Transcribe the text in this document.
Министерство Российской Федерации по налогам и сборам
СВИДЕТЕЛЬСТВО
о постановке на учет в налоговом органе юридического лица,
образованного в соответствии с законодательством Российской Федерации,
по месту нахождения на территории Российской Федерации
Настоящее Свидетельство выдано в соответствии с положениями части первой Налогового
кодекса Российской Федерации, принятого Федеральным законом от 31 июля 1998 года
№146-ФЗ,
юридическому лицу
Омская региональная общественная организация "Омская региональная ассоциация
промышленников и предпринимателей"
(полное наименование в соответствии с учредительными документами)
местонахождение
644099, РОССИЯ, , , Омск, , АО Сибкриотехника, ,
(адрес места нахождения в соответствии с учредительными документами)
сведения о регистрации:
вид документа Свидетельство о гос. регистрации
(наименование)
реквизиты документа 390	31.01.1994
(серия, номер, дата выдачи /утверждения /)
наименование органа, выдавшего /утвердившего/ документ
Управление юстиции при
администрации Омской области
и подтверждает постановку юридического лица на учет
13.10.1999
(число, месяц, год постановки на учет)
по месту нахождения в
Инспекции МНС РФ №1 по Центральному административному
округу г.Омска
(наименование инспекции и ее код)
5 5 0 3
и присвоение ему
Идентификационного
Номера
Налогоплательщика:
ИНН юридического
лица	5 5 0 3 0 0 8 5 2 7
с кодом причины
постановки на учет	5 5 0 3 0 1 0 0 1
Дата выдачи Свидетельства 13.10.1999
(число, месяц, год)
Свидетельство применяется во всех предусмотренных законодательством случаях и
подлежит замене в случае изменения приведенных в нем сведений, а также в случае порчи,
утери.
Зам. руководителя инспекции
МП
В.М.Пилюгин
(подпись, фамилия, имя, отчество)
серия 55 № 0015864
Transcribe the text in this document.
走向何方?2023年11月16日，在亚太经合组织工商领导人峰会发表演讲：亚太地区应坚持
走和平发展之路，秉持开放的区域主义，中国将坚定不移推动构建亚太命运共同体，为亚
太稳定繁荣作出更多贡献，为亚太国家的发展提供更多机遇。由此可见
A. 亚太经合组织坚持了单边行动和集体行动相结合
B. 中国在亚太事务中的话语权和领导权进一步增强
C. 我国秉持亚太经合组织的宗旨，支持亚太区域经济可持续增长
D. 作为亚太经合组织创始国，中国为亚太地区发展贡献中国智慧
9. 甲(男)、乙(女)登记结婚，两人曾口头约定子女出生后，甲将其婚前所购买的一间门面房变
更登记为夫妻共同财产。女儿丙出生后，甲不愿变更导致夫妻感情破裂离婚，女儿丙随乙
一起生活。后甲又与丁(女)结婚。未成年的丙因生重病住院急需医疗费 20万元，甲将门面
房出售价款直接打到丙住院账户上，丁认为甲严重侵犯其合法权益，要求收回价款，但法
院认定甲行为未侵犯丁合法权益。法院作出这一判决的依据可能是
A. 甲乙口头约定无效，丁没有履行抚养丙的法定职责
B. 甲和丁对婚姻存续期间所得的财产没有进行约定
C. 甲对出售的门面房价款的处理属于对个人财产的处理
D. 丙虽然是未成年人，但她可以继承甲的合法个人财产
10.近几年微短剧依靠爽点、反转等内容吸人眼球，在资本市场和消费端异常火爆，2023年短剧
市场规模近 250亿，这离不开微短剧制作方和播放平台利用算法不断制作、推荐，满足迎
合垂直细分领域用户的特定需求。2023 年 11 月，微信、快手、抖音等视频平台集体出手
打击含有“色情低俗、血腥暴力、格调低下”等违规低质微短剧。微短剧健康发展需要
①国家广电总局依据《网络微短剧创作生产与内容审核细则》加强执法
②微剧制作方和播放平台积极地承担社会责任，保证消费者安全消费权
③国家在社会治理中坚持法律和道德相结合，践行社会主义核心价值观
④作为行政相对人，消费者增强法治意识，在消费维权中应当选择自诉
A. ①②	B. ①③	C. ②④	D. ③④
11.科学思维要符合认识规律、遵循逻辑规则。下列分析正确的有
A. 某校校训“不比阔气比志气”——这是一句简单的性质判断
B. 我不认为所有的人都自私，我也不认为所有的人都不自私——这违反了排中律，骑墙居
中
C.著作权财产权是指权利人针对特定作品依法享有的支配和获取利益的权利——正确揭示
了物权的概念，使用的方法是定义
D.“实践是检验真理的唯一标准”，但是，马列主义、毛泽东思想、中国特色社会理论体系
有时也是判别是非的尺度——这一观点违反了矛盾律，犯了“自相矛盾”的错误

- - - - - - -

[Task]: Write out every entry again exactly, please, with nothing missing.

[Output of the exercise]:
Transcribe the text in this document.
Министерство Российской Федерации по налогам и сборам
СВИДЕТЕЛЬСТВО
о постановке на учет в налоговом органе юридического лица,
образованного в соответствии с законодательством Российской Федерации,
по месту нахождения на территории Российской Федерации
Настоящее Свидетельство выдано в соответствии с положениями части первой Налогового
кодекса Российской Федерации, принятого Федеральным законом от 31 июля 1998 года
№146-ФЗ,
юридическому лицу
Омская региональная общественная организация "Омская региональная ассоциация
промышленников и предпринимателей"
(полное наименование в соответствии с учредительными документами)
местонахождение
644099, РОССИЯ, , , Омск, , АО Сибкриотехника, ,
(адрес места нахождения в соответствии с учредительными документами)
сведения о регистрации:
вид документа Свидетельство о гос. регистрации
(наименование)
реквизиты документа 390	31.01.1994
(серия, номер, дата выдачи /утверждения /)
наименование органа, выдавшего /утвердившего/ документ
Управление юстиции при
администрации Омской области
и подтверждает постановку юридического лица на учет
13.10.1999
(число, месяц, год постановки на учет)
по месту нахождения в
Инспекции МНС РФ №1 по Центральному административному
округу г.Омска
(наименование инспекции и ее код)
5 5 0 3
и присвоение ему
Идентификационного
Номера
Налогоплательщика:
ИНН юридического
лица	5 5 0 3 0 0 8 5 2 7
с кодом причины
постановки на учет	5 5 0 3 0 1 0 0 1
Дата выдачи Свидетельства 13.10.1999
(число, месяц, год)
Свидетельство применяется во всех предусмотренных законодательством случаях и
подлежит замене в случае изменения приведенных в нем сведений, а также в случае порчи,
утери.
Зам. руководителя инспекции
МП
В.М.Пилюгин
(подпись, фамилия, имя, отчество)
серия 55 № 0015864
Transcribe the text in this document.
走向何方?2023年11月16日，在亚太经合组织工商领导人峰会发表演讲：亚太地区应坚持
走和平发展之路，秉持开放的区域主义，中国将坚定不移推动构建亚太命运共同体，为亚
太稳定繁荣作出更多贡献，为亚太国家的发展提供更多机遇。由此可见
A. 亚太经合组织坚持了单边行动和集体行动相结合
B. 中国在亚太事务中的话语权和领导权进一步增强
C. 我国秉持亚太经合组织的宗旨，支持亚太区域经济可持续增长
D. 作为亚太经合组织创始国，中国为亚太地区发展贡献中国智慧
9. 甲(男)、乙(女)登记结婚，两人曾口头约定子女出生后，甲将其婚前所购买的一间门面房变
更登记为夫妻共同财产。女儿丙出生后，甲不愿变更导致夫妻感情破裂离婚，女儿丙随乙
一起生活。后甲又与丁(女)结婚。未成年的丙因生重病住院急需医疗费 20万元，甲将门面
房出售价款直接打到丙住院账户上，丁认为甲严重侵犯其合法权益，要求收回价款，但法
院认定甲行为未侵犯丁合法权益。法院作出这一判决的依据可能是
A. 甲乙口头约定无效，丁没有履行抚养丙的法定职责
B. 甲和丁对婚姻存续期间所得的财产没有进行约定
C. 甲对出售的门面房价款的处理属于对个人财产的处理
D. 丙虽然是未成年人，但她可以继承甲的合法个人财产
10.近几年微短剧依靠爽点、反转等内容吸人眼球，在资本市场和消费端异常火爆，2023年短剧
市场规模近 250亿，这离不开微短剧制作方和播放平台利用算法不断制作、推荐，满足迎
合垂直细分领域用户的特定需求。2023 年 11 月，微信、快手、抖音等视频平台集体出手
打击含有“色情低俗、血腥暴力、格调低下”等违规低质微短剧。微短剧健康发展需要
①国家广电总局依据《网络微短剧创作生产与内容审核细则》加强执法
②微剧制作方和播放平台积极地承担社会责任，保证消费者安全消费权
③国家在社会治理中坚持法律和道德相结合，践行社会主义核心价值观
④作为行政相对人，消费者增强法治意识，在消费维权中应当选择自诉
A. ①②	B. ①③	C. ②④	D. ③④
11.科学思维要符合认识规律、遵循逻辑规则。下列分析正确的有
A. 某校校训“不比阔气比志气”——这是一句简单的性质判断
B. 我不认为所有的人都自私，我也不认为所有的人都不自私——这违反了排中律，骑墙居
中
C.著作权财产权是指权利人针对特定作品依法享有的支配和获取利益的权利——正确揭示
了物权的概念，使用的方法是定义
D.“实践是检验真理的唯一标准”，但是，马列主义、毛泽东思想、中国特色社会理论体系
有时也是判别是非的尺度——这一观点违反了矛盾律，犯了“自相矛盾”的错误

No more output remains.